■ **Goal**
Answer with one number: how many lines hold the string "angelbruni".

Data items
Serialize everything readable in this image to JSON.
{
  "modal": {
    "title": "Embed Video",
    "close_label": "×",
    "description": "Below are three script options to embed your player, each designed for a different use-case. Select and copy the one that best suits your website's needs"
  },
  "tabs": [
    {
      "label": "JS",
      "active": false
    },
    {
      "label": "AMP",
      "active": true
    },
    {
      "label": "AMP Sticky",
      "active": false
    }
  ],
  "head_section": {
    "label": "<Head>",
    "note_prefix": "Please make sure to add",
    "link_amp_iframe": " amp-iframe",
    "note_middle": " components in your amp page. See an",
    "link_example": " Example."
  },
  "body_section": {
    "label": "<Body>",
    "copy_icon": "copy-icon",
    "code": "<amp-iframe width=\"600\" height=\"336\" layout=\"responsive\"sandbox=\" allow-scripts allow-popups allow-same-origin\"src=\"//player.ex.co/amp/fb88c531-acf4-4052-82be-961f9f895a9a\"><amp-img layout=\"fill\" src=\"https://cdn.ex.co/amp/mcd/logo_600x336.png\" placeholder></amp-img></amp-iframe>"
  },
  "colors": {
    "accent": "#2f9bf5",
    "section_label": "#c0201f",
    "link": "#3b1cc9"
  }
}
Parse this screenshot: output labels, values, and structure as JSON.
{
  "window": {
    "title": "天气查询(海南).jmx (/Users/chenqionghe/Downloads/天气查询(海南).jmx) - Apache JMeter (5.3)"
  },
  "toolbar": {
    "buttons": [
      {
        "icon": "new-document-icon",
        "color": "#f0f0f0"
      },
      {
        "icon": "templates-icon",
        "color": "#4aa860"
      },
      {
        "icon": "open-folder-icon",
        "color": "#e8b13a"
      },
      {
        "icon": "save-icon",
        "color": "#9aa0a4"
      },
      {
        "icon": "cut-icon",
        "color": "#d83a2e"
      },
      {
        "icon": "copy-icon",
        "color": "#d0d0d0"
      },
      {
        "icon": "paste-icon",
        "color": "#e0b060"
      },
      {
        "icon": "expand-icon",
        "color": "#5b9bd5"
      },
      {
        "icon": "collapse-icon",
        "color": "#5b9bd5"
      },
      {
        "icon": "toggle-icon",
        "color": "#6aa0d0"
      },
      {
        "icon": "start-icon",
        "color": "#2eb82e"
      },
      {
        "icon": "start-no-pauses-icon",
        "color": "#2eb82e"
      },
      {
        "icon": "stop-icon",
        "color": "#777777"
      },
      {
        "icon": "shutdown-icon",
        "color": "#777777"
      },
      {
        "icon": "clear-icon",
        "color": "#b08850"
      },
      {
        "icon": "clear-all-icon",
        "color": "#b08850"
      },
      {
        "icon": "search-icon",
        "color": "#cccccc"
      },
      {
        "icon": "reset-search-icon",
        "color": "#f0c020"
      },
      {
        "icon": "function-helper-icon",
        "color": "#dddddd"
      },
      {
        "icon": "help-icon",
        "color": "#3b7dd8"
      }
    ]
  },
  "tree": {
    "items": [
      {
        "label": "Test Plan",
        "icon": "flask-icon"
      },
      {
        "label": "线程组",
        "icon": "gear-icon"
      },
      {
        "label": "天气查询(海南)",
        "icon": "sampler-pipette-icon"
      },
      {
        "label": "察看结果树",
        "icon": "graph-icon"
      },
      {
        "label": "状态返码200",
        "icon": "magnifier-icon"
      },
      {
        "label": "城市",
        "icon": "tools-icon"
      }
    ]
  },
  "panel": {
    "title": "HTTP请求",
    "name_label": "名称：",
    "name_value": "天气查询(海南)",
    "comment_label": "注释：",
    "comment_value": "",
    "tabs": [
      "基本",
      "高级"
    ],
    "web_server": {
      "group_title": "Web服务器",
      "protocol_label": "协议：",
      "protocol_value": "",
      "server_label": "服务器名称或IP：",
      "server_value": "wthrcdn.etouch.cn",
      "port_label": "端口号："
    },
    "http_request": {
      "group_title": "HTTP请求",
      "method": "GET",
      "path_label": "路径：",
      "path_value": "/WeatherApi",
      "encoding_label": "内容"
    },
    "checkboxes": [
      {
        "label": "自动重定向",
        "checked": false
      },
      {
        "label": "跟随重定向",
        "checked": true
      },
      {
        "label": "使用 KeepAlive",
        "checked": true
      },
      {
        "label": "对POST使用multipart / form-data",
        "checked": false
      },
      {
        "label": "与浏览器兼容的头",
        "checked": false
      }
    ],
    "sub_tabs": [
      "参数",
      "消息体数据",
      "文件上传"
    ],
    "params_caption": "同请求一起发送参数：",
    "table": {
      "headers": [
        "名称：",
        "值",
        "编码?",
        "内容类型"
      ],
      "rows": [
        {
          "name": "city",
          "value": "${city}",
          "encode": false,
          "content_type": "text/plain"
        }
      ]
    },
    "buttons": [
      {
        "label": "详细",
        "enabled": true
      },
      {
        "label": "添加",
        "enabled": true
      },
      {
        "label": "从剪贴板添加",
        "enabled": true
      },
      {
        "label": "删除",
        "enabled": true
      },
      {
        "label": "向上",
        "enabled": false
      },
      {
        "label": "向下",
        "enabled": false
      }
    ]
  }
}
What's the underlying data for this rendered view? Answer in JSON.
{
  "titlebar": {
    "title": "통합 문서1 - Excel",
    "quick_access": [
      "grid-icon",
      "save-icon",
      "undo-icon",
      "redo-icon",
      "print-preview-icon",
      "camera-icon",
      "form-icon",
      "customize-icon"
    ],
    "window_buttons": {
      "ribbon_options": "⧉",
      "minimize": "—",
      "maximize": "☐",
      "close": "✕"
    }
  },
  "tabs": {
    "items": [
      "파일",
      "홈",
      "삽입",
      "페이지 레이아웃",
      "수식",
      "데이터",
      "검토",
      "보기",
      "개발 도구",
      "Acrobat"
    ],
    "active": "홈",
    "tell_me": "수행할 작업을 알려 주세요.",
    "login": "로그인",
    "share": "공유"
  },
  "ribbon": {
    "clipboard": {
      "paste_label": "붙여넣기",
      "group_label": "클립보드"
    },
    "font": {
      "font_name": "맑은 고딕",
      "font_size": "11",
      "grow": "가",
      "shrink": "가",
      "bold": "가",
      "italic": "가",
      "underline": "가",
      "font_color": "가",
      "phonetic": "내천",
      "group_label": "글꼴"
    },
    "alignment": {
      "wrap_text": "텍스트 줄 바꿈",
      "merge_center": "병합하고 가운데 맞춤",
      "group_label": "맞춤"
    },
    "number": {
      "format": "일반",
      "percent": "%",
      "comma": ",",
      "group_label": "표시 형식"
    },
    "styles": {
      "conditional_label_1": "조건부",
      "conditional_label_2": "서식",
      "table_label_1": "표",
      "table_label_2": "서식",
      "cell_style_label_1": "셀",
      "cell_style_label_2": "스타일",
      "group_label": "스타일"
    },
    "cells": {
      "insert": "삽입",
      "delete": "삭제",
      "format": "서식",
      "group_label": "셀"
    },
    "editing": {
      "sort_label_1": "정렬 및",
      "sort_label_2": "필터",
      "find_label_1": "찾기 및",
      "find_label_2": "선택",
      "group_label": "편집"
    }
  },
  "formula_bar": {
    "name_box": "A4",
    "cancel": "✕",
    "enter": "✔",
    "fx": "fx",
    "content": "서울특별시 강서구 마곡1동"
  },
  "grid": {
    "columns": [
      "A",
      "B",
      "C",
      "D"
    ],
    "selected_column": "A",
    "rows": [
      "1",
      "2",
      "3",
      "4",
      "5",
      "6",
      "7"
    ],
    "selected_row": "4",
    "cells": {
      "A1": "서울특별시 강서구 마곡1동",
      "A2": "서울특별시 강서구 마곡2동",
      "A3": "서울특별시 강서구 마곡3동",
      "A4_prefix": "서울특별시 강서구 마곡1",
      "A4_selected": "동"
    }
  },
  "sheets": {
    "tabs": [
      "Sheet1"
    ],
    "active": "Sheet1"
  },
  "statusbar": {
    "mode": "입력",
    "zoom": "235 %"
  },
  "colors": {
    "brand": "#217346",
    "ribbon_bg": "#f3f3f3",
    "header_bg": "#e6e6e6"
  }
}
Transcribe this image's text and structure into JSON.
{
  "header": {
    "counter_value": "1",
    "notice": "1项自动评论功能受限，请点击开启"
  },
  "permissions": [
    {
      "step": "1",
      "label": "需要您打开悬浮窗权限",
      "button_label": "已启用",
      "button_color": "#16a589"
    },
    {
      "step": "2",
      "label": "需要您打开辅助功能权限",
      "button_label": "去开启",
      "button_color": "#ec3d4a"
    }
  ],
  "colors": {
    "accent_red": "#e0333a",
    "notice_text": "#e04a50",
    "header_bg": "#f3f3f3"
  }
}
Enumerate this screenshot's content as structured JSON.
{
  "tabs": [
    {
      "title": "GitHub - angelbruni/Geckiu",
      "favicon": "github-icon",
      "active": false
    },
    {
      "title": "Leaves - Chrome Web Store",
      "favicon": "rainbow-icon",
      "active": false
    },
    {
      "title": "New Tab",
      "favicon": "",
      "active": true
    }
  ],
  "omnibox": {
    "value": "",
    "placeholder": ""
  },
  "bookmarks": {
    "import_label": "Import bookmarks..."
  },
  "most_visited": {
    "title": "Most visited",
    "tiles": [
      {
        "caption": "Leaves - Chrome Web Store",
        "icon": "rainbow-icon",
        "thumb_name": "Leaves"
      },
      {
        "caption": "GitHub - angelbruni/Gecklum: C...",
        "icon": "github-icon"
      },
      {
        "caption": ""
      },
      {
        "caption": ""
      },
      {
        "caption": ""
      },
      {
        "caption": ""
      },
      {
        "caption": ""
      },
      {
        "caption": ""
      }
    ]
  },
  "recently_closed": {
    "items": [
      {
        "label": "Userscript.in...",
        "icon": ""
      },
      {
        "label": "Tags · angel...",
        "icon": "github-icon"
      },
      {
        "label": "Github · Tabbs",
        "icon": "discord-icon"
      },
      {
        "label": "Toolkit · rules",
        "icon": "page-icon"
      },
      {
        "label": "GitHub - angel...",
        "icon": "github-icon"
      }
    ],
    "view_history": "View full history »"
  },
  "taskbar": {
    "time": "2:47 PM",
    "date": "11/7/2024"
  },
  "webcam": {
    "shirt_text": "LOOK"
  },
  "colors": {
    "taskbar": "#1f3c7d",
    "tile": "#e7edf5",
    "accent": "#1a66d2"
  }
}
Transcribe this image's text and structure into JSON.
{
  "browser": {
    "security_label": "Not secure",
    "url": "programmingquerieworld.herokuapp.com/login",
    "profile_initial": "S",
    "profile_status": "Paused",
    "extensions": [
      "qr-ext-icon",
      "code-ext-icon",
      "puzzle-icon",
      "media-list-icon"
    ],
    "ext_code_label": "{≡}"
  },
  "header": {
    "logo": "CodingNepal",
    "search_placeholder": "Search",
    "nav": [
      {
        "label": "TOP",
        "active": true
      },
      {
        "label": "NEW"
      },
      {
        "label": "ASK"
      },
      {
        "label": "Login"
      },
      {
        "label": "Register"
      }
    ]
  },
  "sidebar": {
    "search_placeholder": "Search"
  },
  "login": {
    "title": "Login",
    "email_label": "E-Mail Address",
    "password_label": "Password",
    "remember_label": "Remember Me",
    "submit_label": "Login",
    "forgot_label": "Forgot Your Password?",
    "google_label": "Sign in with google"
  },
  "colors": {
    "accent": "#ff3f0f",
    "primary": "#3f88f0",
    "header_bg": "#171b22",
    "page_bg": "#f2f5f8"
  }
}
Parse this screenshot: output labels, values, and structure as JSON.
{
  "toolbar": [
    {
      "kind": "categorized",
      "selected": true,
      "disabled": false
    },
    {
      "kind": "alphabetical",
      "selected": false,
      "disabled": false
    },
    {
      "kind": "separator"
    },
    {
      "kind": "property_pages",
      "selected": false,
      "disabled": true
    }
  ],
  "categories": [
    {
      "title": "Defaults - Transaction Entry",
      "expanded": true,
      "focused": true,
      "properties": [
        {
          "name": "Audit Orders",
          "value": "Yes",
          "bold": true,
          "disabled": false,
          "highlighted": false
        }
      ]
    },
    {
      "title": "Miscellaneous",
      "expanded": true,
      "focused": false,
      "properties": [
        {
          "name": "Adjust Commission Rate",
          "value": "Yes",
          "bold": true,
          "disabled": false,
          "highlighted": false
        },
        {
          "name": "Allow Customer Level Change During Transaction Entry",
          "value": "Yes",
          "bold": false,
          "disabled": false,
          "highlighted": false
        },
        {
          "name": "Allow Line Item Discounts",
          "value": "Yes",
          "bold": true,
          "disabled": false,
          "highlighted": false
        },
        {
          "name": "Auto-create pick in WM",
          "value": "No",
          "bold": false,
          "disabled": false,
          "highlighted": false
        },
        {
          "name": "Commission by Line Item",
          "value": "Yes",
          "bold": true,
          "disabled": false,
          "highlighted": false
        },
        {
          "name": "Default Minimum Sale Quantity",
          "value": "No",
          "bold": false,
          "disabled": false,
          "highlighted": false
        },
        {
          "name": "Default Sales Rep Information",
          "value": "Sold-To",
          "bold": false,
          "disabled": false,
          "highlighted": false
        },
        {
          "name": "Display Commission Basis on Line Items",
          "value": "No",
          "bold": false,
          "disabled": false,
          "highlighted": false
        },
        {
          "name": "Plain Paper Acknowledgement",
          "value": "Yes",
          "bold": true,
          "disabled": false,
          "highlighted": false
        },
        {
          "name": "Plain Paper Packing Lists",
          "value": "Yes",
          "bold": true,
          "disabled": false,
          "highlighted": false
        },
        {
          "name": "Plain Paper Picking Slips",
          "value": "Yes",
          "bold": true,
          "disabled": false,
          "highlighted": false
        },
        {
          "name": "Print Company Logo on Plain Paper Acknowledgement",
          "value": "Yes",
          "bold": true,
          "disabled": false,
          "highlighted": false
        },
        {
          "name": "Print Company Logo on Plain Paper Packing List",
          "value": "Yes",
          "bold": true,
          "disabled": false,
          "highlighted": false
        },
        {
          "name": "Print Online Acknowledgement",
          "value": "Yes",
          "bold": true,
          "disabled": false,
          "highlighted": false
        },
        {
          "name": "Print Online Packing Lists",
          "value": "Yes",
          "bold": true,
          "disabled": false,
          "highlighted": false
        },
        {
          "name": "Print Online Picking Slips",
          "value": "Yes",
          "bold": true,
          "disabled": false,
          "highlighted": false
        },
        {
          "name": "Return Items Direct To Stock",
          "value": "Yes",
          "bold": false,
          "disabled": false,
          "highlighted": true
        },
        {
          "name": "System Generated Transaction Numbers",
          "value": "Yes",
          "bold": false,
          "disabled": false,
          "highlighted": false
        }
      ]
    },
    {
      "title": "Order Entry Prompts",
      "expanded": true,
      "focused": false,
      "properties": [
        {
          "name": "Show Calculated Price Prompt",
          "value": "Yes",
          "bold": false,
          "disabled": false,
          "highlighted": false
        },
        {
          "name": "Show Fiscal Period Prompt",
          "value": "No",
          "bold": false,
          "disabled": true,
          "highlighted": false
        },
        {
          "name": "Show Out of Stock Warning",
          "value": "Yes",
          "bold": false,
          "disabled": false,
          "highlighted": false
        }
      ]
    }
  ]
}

■ **Answer to the task**
2